=== Records for the task ===

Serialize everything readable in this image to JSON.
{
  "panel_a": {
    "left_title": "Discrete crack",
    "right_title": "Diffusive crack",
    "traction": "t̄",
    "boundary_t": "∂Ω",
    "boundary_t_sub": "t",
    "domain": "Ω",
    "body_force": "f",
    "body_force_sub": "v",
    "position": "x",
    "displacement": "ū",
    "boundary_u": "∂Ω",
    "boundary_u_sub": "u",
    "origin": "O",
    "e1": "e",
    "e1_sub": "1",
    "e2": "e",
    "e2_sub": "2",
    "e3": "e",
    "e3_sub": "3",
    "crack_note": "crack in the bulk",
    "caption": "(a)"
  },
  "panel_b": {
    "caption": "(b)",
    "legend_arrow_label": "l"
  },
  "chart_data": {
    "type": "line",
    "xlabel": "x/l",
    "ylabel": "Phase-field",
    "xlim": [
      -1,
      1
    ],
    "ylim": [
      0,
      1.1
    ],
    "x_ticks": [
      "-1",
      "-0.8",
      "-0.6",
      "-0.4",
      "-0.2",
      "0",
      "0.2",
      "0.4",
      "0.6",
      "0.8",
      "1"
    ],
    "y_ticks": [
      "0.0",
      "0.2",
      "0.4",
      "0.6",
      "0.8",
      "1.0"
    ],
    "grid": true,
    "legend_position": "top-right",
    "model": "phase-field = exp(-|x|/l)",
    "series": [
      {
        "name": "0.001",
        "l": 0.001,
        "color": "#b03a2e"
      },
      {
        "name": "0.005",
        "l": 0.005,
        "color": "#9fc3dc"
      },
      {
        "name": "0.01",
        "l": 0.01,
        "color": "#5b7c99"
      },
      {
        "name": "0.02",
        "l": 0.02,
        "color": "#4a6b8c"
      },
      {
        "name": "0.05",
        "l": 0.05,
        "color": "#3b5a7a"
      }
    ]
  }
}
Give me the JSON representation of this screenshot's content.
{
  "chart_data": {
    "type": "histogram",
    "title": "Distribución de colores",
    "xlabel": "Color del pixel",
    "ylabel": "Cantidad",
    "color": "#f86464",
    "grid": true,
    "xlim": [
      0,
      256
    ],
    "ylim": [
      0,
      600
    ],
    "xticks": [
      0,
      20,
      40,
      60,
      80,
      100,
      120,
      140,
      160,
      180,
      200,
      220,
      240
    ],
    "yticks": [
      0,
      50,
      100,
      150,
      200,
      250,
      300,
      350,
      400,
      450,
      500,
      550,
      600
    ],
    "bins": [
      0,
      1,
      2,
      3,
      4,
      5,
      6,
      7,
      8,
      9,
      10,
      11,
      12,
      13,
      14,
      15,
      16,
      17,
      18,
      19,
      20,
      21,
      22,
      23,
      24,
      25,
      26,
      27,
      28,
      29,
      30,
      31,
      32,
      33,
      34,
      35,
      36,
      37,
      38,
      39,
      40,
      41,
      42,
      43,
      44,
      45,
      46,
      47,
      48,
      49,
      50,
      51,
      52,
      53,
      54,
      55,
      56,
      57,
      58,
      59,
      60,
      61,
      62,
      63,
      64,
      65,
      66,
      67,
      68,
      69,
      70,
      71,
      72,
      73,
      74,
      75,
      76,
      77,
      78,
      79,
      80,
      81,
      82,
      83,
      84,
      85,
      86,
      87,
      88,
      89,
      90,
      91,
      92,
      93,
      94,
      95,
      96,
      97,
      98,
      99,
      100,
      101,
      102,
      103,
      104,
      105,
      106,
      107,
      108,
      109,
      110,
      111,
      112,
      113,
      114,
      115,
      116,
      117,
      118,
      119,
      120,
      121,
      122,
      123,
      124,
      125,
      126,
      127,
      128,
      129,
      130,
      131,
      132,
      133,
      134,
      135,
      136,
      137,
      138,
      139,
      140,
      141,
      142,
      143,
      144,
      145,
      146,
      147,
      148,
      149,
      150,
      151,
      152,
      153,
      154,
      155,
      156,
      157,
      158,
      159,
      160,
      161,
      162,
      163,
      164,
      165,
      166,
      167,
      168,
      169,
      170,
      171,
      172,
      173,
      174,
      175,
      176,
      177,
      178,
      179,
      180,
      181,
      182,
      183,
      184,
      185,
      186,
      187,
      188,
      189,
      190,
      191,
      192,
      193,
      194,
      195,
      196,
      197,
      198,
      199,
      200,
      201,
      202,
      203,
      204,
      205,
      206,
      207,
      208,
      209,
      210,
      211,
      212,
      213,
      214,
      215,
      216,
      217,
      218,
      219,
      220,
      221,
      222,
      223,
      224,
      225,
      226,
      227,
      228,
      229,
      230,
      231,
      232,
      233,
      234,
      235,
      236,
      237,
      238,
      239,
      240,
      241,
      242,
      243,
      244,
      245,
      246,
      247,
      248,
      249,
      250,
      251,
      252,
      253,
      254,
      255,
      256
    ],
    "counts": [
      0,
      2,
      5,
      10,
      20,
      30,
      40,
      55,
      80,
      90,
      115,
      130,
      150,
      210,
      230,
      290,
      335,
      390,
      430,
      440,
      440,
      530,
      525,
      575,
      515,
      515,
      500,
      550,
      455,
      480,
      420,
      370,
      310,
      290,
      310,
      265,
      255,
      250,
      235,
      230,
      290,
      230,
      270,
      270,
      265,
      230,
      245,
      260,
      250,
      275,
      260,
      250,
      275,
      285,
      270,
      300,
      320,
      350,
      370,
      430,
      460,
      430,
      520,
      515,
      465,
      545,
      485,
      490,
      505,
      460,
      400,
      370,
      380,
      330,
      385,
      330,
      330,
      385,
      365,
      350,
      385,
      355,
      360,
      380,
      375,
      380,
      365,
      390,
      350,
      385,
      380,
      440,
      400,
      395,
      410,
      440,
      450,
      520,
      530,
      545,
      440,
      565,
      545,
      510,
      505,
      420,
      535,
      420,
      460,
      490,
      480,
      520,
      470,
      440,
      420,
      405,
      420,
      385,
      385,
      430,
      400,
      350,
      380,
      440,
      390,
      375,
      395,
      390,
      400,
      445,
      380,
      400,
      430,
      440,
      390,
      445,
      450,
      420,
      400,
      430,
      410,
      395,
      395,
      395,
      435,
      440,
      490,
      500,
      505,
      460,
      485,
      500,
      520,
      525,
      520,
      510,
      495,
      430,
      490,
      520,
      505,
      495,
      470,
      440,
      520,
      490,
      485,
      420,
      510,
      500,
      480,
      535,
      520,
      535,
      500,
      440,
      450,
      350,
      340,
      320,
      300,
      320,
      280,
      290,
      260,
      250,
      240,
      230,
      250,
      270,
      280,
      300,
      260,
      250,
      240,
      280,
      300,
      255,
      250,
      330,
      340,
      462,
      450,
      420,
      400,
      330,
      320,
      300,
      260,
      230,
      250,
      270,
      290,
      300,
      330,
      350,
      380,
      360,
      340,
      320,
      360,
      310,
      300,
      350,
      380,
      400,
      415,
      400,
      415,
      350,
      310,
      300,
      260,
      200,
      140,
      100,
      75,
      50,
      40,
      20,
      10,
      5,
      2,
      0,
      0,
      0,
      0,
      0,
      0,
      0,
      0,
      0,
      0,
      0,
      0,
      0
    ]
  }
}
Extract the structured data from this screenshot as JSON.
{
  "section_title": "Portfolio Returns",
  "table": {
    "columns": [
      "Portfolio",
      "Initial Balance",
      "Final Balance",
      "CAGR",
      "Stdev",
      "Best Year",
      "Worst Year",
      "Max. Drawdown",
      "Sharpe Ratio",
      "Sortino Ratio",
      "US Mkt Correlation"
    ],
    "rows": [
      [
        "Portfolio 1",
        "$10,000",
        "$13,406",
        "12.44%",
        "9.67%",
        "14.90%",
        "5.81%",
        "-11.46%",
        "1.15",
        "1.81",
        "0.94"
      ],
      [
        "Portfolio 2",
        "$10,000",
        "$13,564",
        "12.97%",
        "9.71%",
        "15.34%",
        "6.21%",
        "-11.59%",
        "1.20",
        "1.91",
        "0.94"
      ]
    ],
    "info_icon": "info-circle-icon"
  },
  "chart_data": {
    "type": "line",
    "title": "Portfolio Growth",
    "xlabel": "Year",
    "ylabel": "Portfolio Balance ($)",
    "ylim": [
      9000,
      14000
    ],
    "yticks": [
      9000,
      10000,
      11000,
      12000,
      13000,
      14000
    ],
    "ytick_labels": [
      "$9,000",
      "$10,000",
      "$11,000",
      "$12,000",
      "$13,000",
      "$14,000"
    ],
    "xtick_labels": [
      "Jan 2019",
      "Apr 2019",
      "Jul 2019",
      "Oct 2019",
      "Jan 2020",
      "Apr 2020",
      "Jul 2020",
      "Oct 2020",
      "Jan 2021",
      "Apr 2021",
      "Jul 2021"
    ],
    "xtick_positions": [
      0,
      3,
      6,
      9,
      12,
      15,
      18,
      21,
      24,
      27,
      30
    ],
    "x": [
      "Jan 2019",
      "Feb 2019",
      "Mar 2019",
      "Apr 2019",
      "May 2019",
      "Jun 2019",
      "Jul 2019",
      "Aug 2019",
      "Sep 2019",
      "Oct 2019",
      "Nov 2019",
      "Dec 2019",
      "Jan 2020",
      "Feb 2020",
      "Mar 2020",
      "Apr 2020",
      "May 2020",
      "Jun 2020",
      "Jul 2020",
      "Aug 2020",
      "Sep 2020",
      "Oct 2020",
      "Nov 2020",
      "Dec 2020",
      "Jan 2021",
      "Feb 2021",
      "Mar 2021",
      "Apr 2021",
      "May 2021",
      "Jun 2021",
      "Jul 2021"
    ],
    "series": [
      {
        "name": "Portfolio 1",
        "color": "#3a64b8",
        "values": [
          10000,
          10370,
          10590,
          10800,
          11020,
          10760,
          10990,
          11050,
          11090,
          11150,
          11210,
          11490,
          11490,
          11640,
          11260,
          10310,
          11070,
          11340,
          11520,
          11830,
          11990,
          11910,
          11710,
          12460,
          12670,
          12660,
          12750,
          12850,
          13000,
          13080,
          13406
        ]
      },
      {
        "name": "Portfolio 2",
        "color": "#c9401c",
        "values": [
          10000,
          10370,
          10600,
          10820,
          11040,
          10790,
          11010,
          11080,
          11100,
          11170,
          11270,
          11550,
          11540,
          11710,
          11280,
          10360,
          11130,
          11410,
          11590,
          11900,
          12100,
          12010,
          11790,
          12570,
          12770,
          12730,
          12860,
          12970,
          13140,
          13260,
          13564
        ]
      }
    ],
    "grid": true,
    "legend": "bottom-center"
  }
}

===

- Exercise objective -
Give the number of lines containing the word "name". No other answer is needed.

- Exercise output -
7